▶ _AIM_
Every entry must be repeated exactly. Exclude all pictures.

▶ _DATA LISTING_
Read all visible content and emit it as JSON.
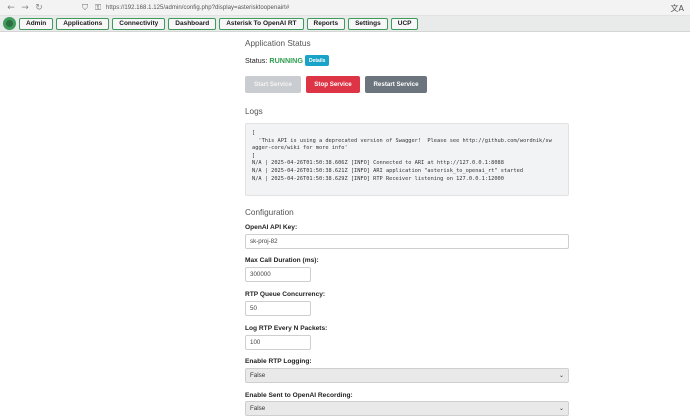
{
  "browser": {
    "back_icon": "arrow-left-icon",
    "forward_icon": "arrow-right-icon",
    "reload_icon": "reload-icon",
    "url": "https://192.168.1.125/admin/config.php?display=asterisktoopenairt#"
  },
  "menu": {
    "items": [
      "Admin",
      "Applications",
      "Connectivity",
      "Dashboard",
      "Asterisk To OpenAI RT",
      "Reports",
      "Settings",
      "UCP"
    ]
  },
  "status": {
    "heading": "Application Status",
    "label": "Status:",
    "value": "RUNNING",
    "details_label": "Details",
    "start_label": "Start Service",
    "stop_label": "Stop Service",
    "restart_label": "Restart Service"
  },
  "logs": {
    "heading": "Logs",
    "text": "[\n  'This API is using a deprecated version of Swagger!  Please see http://github.com/wordnik/sw\nagger-core/wiki for more info'\n]\nN/A | 2025-04-26T01:50:38.606Z [INFO] Connected to ARI at http://127.0.0.1:8088\nN/A | 2025-04-26T01:50:38.621Z [INFO] ARI application \"asterisk_to_openai_rt\" started\nN/A | 2025-04-26T01:50:38.629Z [INFO] RTP Receiver listening on 127.0.0.1:12000"
  },
  "config": {
    "heading": "Configuration",
    "api_key_label": "OpenAI API Key:",
    "api_key_value": "sk-proj-82",
    "max_call_label": "Max Call Duration (ms):",
    "max_call_value": "300000",
    "rtp_queue_label": "RTP Queue Concurrency:",
    "rtp_queue_value": "50",
    "log_rtp_label": "Log RTP Every N Packets:",
    "log_rtp_value": "100",
    "enable_rtp_label": "Enable RTP Logging:",
    "enable_rtp_value": "False",
    "enable_sent_label": "Enable Sent to OpenAI Recording:",
    "enable_sent_value": "False"
  }
}
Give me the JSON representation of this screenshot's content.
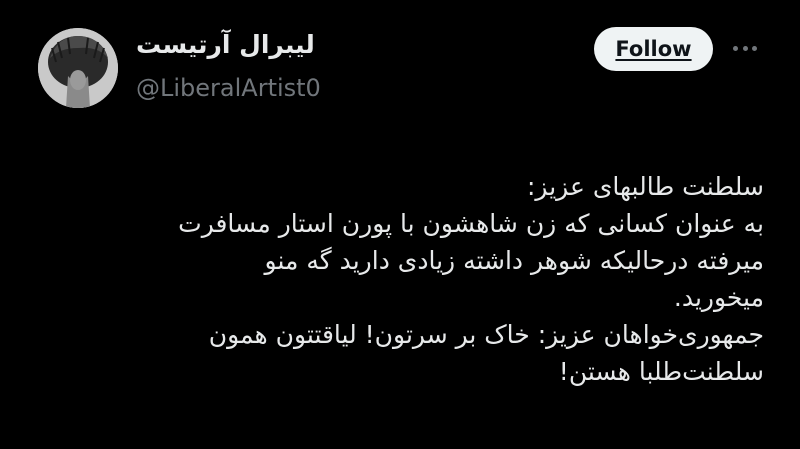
{
  "author": {
    "display_name": "لیبرال آرتیست",
    "handle": "@LiberalArtist0",
    "avatar_icon": "profile-photo-avatar"
  },
  "actions": {
    "follow_label": "Follow",
    "more_icon": "more-horizontal-icon"
  },
  "tweet": {
    "lines": [
      "سلطنت طالبهای عزیز:",
      "به عنوان کسانی که زن شاهشون با پورن استار مسافرت",
      "میرفته درحالیکه شوهر داشته زیادی دارید گه منو",
      "میخورید.",
      "جمهوری‌خواهان عزیز: خاک بر سرتون! لیاقتتون همون",
      "سلطنت‌طلبا هستن!"
    ]
  },
  "colors": {
    "background": "#000000",
    "primary_text": "#e7e9ea",
    "secondary_text": "#71767b",
    "follow_bg": "#eff3f4",
    "follow_text": "#0f1419"
  }
}
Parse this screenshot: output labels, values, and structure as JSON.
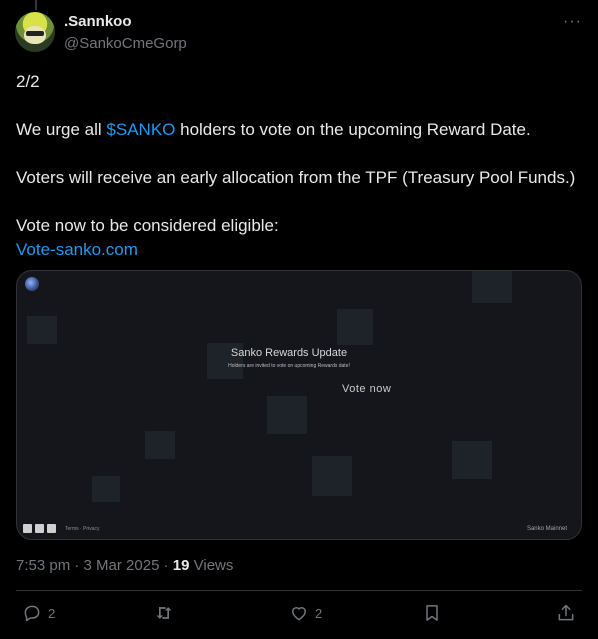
{
  "author": {
    "display_name": ".Sannkoo",
    "handle": "@SankoCmeGorp"
  },
  "tweet": {
    "part_label": "2/2",
    "line1_prefix": "We urge all ",
    "line1_cashtag": "$SANKO",
    "line1_suffix": " holders to vote on the upcoming Reward Date.",
    "line2": "Voters will receive an early allocation from the TPF (Treasury Pool Funds.)",
    "line3": "Vote now to be considered eligible:",
    "link": "Vote-sanko.com"
  },
  "card": {
    "title": "Sanko Rewards Update",
    "subtitle": "Holders are invited to vote on upcoming Rewards date!",
    "cta": "Vote now",
    "footer_links": "Terms  ·  Privacy",
    "brand": "Sanko Mainnet"
  },
  "meta": {
    "time": "7:53 pm",
    "date": "3 Mar 2025",
    "views_count": "19",
    "views_label": "Views"
  },
  "actions": {
    "reply_count": "2",
    "like_count": "2"
  },
  "icons": [
    "more-icon",
    "reply-icon",
    "retweet-icon",
    "like-icon",
    "bookmark-icon",
    "share-icon"
  ],
  "colors": {
    "link": "#1d9bf0",
    "muted": "#71767b",
    "text": "#e7e9ea",
    "background": "#000000"
  }
}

▶ _FINISHED TASK_
Read all visible content and emit it as JSON.
{
  "browser": {
    "back_icon": "arrow-left-icon",
    "forward_icon": "arrow-right-icon",
    "reload_icon": "reload-icon",
    "url": "https://192.168.1.125/admin/config.php?display=asterisktoopenairt#"
  },
  "menu": {
    "items": [
      "Admin",
      "Applications",
      "Connectivity",
      "Dashboard",
      "Asterisk To OpenAI RT",
      "Reports",
      "Settings",
      "UCP"
    ]
  },
  "status": {
    "heading": "Application Status",
    "label": "Status:",
    "value": "RUNNING",
    "details_label": "Details",
    "start_label": "Start Service",
    "stop_label": "Stop Service",
    "restart_label": "Restart Service"
  },
  "logs": {
    "heading": "Logs",
    "text": "[\n  'This API is using a deprecated version of Swagger!  Please see http://github.com/wordnik/sw\nagger-core/wiki for more info'\n]\nN/A | 2025-04-26T01:50:38.606Z [INFO] Connected to ARI at http://127.0.0.1:8088\nN/A | 2025-04-26T01:50:38.621Z [INFO] ARI application \"asterisk_to_openai_rt\" started\nN/A | 2025-04-26T01:50:38.629Z [INFO] RTP Receiver listening on 127.0.0.1:12000"
  },
  "config": {
    "heading": "Configuration",
    "api_key_label": "OpenAI API Key:",
    "api_key_value": "sk-proj-82",
    "max_call_label": "Max Call Duration (ms):",
    "max_call_value": "300000",
    "rtp_queue_label": "RTP Queue Concurrency:",
    "rtp_queue_value": "50",
    "log_rtp_label": "Log RTP Every N Packets:",
    "log_rtp_value": "100",
    "enable_rtp_label": "Enable RTP Logging:",
    "enable_rtp_value": "False",
    "enable_sent_label": "Enable Sent to OpenAI Recording:",
    "enable_sent_value": "False"
  }
}
Give me the JSON representation of this screenshot's content.
{
  "author": {
    "display_name": "لیبرال آرتیست",
    "handle": "@LiberalArtist0",
    "avatar_icon": "profile-photo-avatar"
  },
  "actions": {
    "follow_label": "Follow",
    "more_icon": "more-horizontal-icon"
  },
  "tweet": {
    "lines": [
      "سلطنت طالبهای عزیز:",
      "به عنوان کسانی که زن شاهشون با پورن استار مسافرت",
      "میرفته درحالیکه شوهر داشته زیادی دارید گه منو",
      "میخورید.",
      "جمهوری‌خواهان عزیز: خاک بر سرتون! لیاقتتون همون",
      "سلطنت‌طلبا هستن!"
    ]
  },
  "colors": {
    "background": "#000000",
    "primary_text": "#e7e9ea",
    "secondary_text": "#71767b",
    "follow_bg": "#eff3f4",
    "follow_text": "#0f1419"
  }
}
Parse this screenshot: output labels, values, and structure as JSON.
{
  "author": {
    "display_name": ".Sannkoo",
    "handle": "@SankoCmeGorp"
  },
  "tweet": {
    "part_label": "2/2",
    "line1_prefix": "We urge all ",
    "line1_cashtag": "$SANKO",
    "line1_suffix": " holders to vote on the upcoming Reward Date.",
    "line2": "Voters will receive an early allocation from the TPF (Treasury Pool Funds.)",
    "line3": "Vote now to be considered eligible:",
    "link": "Vote-sanko.com"
  },
  "card": {
    "title": "Sanko Rewards Update",
    "subtitle": "Holders are invited to vote on upcoming Rewards date!",
    "cta": "Vote now",
    "footer_links": "Terms  ·  Privacy",
    "brand": "Sanko Mainnet"
  },
  "meta": {
    "time": "7:53 pm",
    "date": "3 Mar 2025",
    "views_count": "19",
    "views_label": "Views"
  },
  "actions": {
    "reply_count": "2",
    "like_count": "2"
  },
  "icons": [
    "more-icon",
    "reply-icon",
    "retweet-icon",
    "like-icon",
    "bookmark-icon",
    "share-icon"
  ],
  "colors": {
    "link": "#1d9bf0",
    "muted": "#71767b",
    "text": "#e7e9ea",
    "background": "#000000"
  }
}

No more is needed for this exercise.